> **Exercise description**
Transcribe the listing verbatim. Do not carry over any pictures.

> **Working data**
▬▬▬▬▬▬

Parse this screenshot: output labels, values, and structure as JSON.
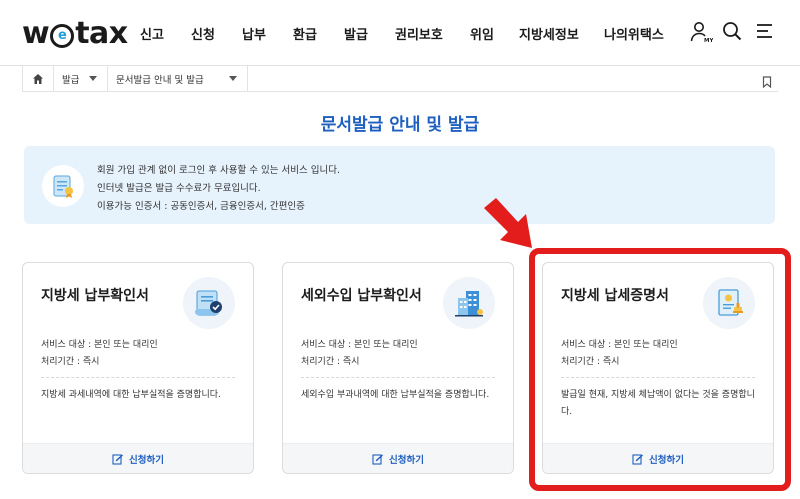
{
  "header": {
    "logo_text_1": "w",
    "logo_mark": "e",
    "logo_text_2": "tax",
    "nav": [
      "신고",
      "신청",
      "납부",
      "환급",
      "발급",
      "권리보호",
      "위임",
      "지방세정보",
      "나의위택스"
    ],
    "icons": [
      "my-page-icon",
      "search-icon",
      "menu-icon"
    ],
    "my_badge": "MY"
  },
  "breadcrumb": {
    "items": [
      "발급",
      "문서발급 안내 및 발급"
    ],
    "icons": [
      "home-icon",
      "bookmark-icon"
    ]
  },
  "page_title": "문서발급 안내 및 발급",
  "info": {
    "lines": [
      "회원 가입 관계 없이 로그인 후 사용할 수 있는 서비스 입니다.",
      "인터넷 발급은 발급 수수료가 무료입니다.",
      "이용가능 인증서 : 공동인증서, 금융인증서, 간편인증"
    ],
    "icon": "certificate-scroll-icon"
  },
  "cards": [
    {
      "title": "지방세 납부확인서",
      "target": "서비스 대상 : 본인 또는 대리인",
      "period": "처리기간 : 즉시",
      "desc": "지방세 과세내역에 대한 납부실적을 증명합니다.",
      "apply": "신청하기",
      "icon": "paper-check-icon"
    },
    {
      "title": "세외수입 납부확인서",
      "target": "서비스 대상 : 본인 또는 대리인",
      "period": "처리기간 : 즉시",
      "desc": "세외수입 부과내역에 대한 납부실적을 증명합니다.",
      "apply": "신청하기",
      "icon": "building-icon"
    },
    {
      "title": "지방세 납세증명서",
      "target": "서비스 대상 : 본인 또는 대리인",
      "period": "처리기간 : 즉시",
      "desc": "발급일 현재, 지방세 체납액이 없다는 것을 증명합니다.",
      "apply": "신청하기",
      "icon": "certificate-stamp-icon"
    }
  ],
  "colors": {
    "brand_blue": "#1e5fbf",
    "info_bg": "#e6f2fc",
    "highlight_red": "#e31c1c"
  }
}
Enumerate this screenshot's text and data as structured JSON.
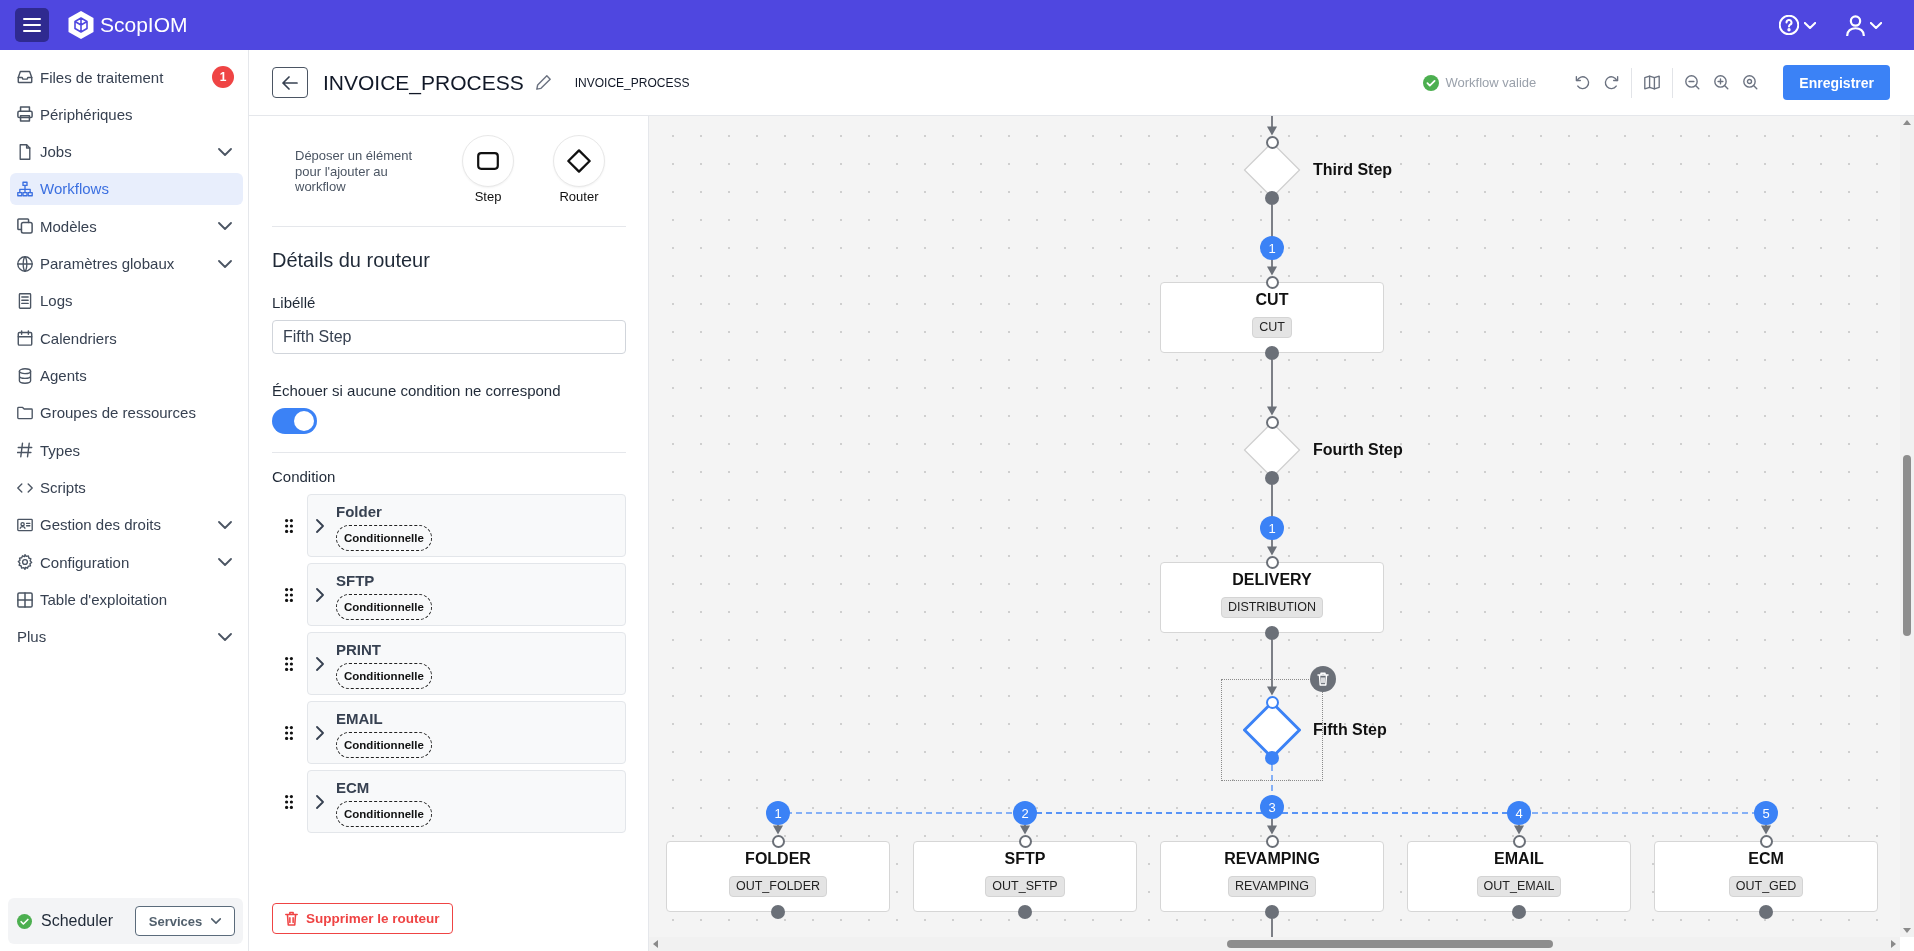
{
  "topbar": {
    "brand": "ScopIOM"
  },
  "sidebar": {
    "items": [
      {
        "label": "Files de traitement",
        "kind": "link",
        "selected": false,
        "badge": "1"
      },
      {
        "label": "Périphériques",
        "kind": "link",
        "selected": false
      },
      {
        "label": "Jobs",
        "kind": "group",
        "selected": false,
        "expanded": false
      },
      {
        "label": "Workflows",
        "kind": "link",
        "selected": true
      },
      {
        "label": "Modèles",
        "kind": "group",
        "selected": false,
        "expanded": false
      },
      {
        "label": "Paramètres globaux",
        "kind": "group",
        "selected": false,
        "expanded": false
      },
      {
        "label": "Logs",
        "kind": "link",
        "selected": false
      },
      {
        "label": "Calendriers",
        "kind": "link",
        "selected": false
      },
      {
        "label": "Agents",
        "kind": "link",
        "selected": false
      },
      {
        "label": "Groupes de ressources",
        "kind": "link",
        "selected": false
      },
      {
        "label": "Types",
        "kind": "link",
        "selected": false
      },
      {
        "label": "Scripts",
        "kind": "link",
        "selected": false
      },
      {
        "label": "Gestion des droits",
        "kind": "group",
        "selected": false,
        "expanded": false
      },
      {
        "label": "Configuration",
        "kind": "group",
        "selected": false,
        "expanded": false
      },
      {
        "label": "Table d'exploitation",
        "kind": "link",
        "selected": false
      },
      {
        "label": "Plus",
        "kind": "group",
        "selected": false,
        "expanded": false
      }
    ],
    "scheduler": {
      "label": "Scheduler",
      "healthy": true,
      "button": "Services"
    }
  },
  "header": {
    "title": "INVOICE_PROCESS",
    "subtitle": "INVOICE_PROCESS",
    "validation": {
      "valid": true,
      "text": "Workflow valide"
    },
    "save_button": "Enregistrer"
  },
  "palette": {
    "hint": "Déposer un élément pour l'ajouter au workflow",
    "items": [
      {
        "kind": "step",
        "label": "Step"
      },
      {
        "kind": "router",
        "label": "Router"
      }
    ]
  },
  "details": {
    "heading": "Détails du routeur",
    "name_field": {
      "label": "Libéllé",
      "value": "Fifth Step"
    },
    "fail_toggle": {
      "label": "Échouer si aucune condition ne correspond",
      "on": true
    },
    "conditions_label": "Condition",
    "conditions": [
      {
        "name": "Folder",
        "tag": "Conditionnelle",
        "expanded": false
      },
      {
        "name": "SFTP",
        "tag": "Conditionnelle",
        "expanded": false
      },
      {
        "name": "PRINT",
        "tag": "Conditionnelle",
        "expanded": false
      },
      {
        "name": "EMAIL",
        "tag": "Conditionnelle",
        "expanded": false
      },
      {
        "name": "ECM",
        "tag": "Conditionnelle",
        "expanded": false
      }
    ],
    "delete_button": "Supprimer le routeur"
  },
  "canvas": {
    "chain": [
      {
        "kind": "router",
        "title": "Third Step",
        "selected": false
      },
      {
        "kind": "step",
        "title": "CUT",
        "tag": "CUT",
        "selected": false,
        "edge_label": "1"
      },
      {
        "kind": "router",
        "title": "Fourth Step",
        "selected": false
      },
      {
        "kind": "step",
        "title": "DELIVERY",
        "tag": "DISTRIBUTION",
        "selected": false,
        "edge_label": "1"
      },
      {
        "kind": "router",
        "title": "Fifth Step",
        "selected": true
      }
    ],
    "branches": [
      {
        "edge_label": "1",
        "title": "FOLDER",
        "tag": "OUT_FOLDER",
        "selected": false,
        "continues": false
      },
      {
        "edge_label": "2",
        "title": "SFTP",
        "tag": "OUT_SFTP",
        "selected": false,
        "continues": false
      },
      {
        "edge_label": "3",
        "title": "REVAMPING",
        "tag": "REVAMPING",
        "selected": false,
        "continues": true
      },
      {
        "edge_label": "4",
        "title": "EMAIL",
        "tag": "OUT_EMAIL",
        "selected": false,
        "continues": false
      },
      {
        "edge_label": "5",
        "title": "ECM",
        "tag": "OUT_GED",
        "selected": false,
        "continues": false
      }
    ]
  }
}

▬▬▬▬▬▬

> **Answer to the exercise**
Parse this screenshot: output labels, values, and structure as JSON.
{
  "header": {
    "logo_text_1": "w",
    "logo_mark": "e",
    "logo_text_2": "tax",
    "nav": [
      "신고",
      "신청",
      "납부",
      "환급",
      "발급",
      "권리보호",
      "위임",
      "지방세정보",
      "나의위택스"
    ],
    "icons": [
      "my-page-icon",
      "search-icon",
      "menu-icon"
    ],
    "my_badge": "MY"
  },
  "breadcrumb": {
    "items": [
      "발급",
      "문서발급 안내 및 발급"
    ],
    "icons": [
      "home-icon",
      "bookmark-icon"
    ]
  },
  "page_title": "문서발급 안내 및 발급",
  "info": {
    "lines": [
      "회원 가입 관계 없이 로그인 후 사용할 수 있는 서비스 입니다.",
      "인터넷 발급은 발급 수수료가 무료입니다.",
      "이용가능 인증서 : 공동인증서, 금융인증서, 간편인증"
    ],
    "icon": "certificate-scroll-icon"
  },
  "cards": [
    {
      "title": "지방세 납부확인서",
      "target": "서비스 대상 : 본인 또는 대리인",
      "period": "처리기간 : 즉시",
      "desc": "지방세 과세내역에 대한 납부실적을 증명합니다.",
      "apply": "신청하기",
      "icon": "paper-check-icon"
    },
    {
      "title": "세외수입 납부확인서",
      "target": "서비스 대상 : 본인 또는 대리인",
      "period": "처리기간 : 즉시",
      "desc": "세외수입 부과내역에 대한 납부실적을 증명합니다.",
      "apply": "신청하기",
      "icon": "building-icon"
    },
    {
      "title": "지방세 납세증명서",
      "target": "서비스 대상 : 본인 또는 대리인",
      "period": "처리기간 : 즉시",
      "desc": "발급일 현재, 지방세 체납액이 없다는 것을 증명합니다.",
      "apply": "신청하기",
      "icon": "certificate-stamp-icon"
    }
  ],
  "colors": {
    "brand_blue": "#1e5fbf",
    "info_bg": "#e6f2fc",
    "highlight_red": "#e31c1c"
  }
}
Enumerate this screenshot's text and data as structured JSON.
{
  "topbar": {
    "brand": "ScopIOM"
  },
  "sidebar": {
    "items": [
      {
        "label": "Files de traitement",
        "kind": "link",
        "selected": false,
        "badge": "1"
      },
      {
        "label": "Périphériques",
        "kind": "link",
        "selected": false
      },
      {
        "label": "Jobs",
        "kind": "group",
        "selected": false,
        "expanded": false
      },
      {
        "label": "Workflows",
        "kind": "link",
        "selected": true
      },
      {
        "label": "Modèles",
        "kind": "group",
        "selected": false,
        "expanded": false
      },
      {
        "label": "Paramètres globaux",
        "kind": "group",
        "selected": false,
        "expanded": false
      },
      {
        "label": "Logs",
        "kind": "link",
        "selected": false
      },
      {
        "label": "Calendriers",
        "kind": "link",
        "selected": false
      },
      {
        "label": "Agents",
        "kind": "link",
        "selected": false
      },
      {
        "label": "Groupes de ressources",
        "kind": "link",
        "selected": false
      },
      {
        "label": "Types",
        "kind": "link",
        "selected": false
      },
      {
        "label": "Scripts",
        "kind": "link",
        "selected": false
      },
      {
        "label": "Gestion des droits",
        "kind": "group",
        "selected": false,
        "expanded": false
      },
      {
        "label": "Configuration",
        "kind": "group",
        "selected": false,
        "expanded": false
      },
      {
        "label": "Table d'exploitation",
        "kind": "link",
        "selected": false
      },
      {
        "label": "Plus",
        "kind": "group",
        "selected": false,
        "expanded": false
      }
    ],
    "scheduler": {
      "label": "Scheduler",
      "healthy": true,
      "button": "Services"
    }
  },
  "header": {
    "title": "INVOICE_PROCESS",
    "subtitle": "INVOICE_PROCESS",
    "validation": {
      "valid": true,
      "text": "Workflow valide"
    },
    "save_button": "Enregistrer"
  },
  "palette": {
    "hint": "Déposer un élément pour l'ajouter au workflow",
    "items": [
      {
        "kind": "step",
        "label": "Step"
      },
      {
        "kind": "router",
        "label": "Router"
      }
    ]
  },
  "details": {
    "heading": "Détails du routeur",
    "name_field": {
      "label": "Libéllé",
      "value": "Fifth Step"
    },
    "fail_toggle": {
      "label": "Échouer si aucune condition ne correspond",
      "on": true
    },
    "conditions_label": "Condition",
    "conditions": [
      {
        "name": "Folder",
        "tag": "Conditionnelle",
        "expanded": false
      },
      {
        "name": "SFTP",
        "tag": "Conditionnelle",
        "expanded": false
      },
      {
        "name": "PRINT",
        "tag": "Conditionnelle",
        "expanded": false
      },
      {
        "name": "EMAIL",
        "tag": "Conditionnelle",
        "expanded": false
      },
      {
        "name": "ECM",
        "tag": "Conditionnelle",
        "expanded": false
      }
    ],
    "delete_button": "Supprimer le routeur"
  },
  "canvas": {
    "chain": [
      {
        "kind": "router",
        "title": "Third Step",
        "selected": false
      },
      {
        "kind": "step",
        "title": "CUT",
        "tag": "CUT",
        "selected": false,
        "edge_label": "1"
      },
      {
        "kind": "router",
        "title": "Fourth Step",
        "selected": false
      },
      {
        "kind": "step",
        "title": "DELIVERY",
        "tag": "DISTRIBUTION",
        "selected": false,
        "edge_label": "1"
      },
      {
        "kind": "router",
        "title": "Fifth Step",
        "selected": true
      }
    ],
    "branches": [
      {
        "edge_label": "1",
        "title": "FOLDER",
        "tag": "OUT_FOLDER",
        "selected": false,
        "continues": false
      },
      {
        "edge_label": "2",
        "title": "SFTP",
        "tag": "OUT_SFTP",
        "selected": false,
        "continues": false
      },
      {
        "edge_label": "3",
        "title": "REVAMPING",
        "tag": "REVAMPING",
        "selected": false,
        "continues": true
      },
      {
        "edge_label": "4",
        "title": "EMAIL",
        "tag": "OUT_EMAIL",
        "selected": false,
        "continues": false
      },
      {
        "edge_label": "5",
        "title": "ECM",
        "tag": "OUT_GED",
        "selected": false,
        "continues": false
      }
    ]
  }
}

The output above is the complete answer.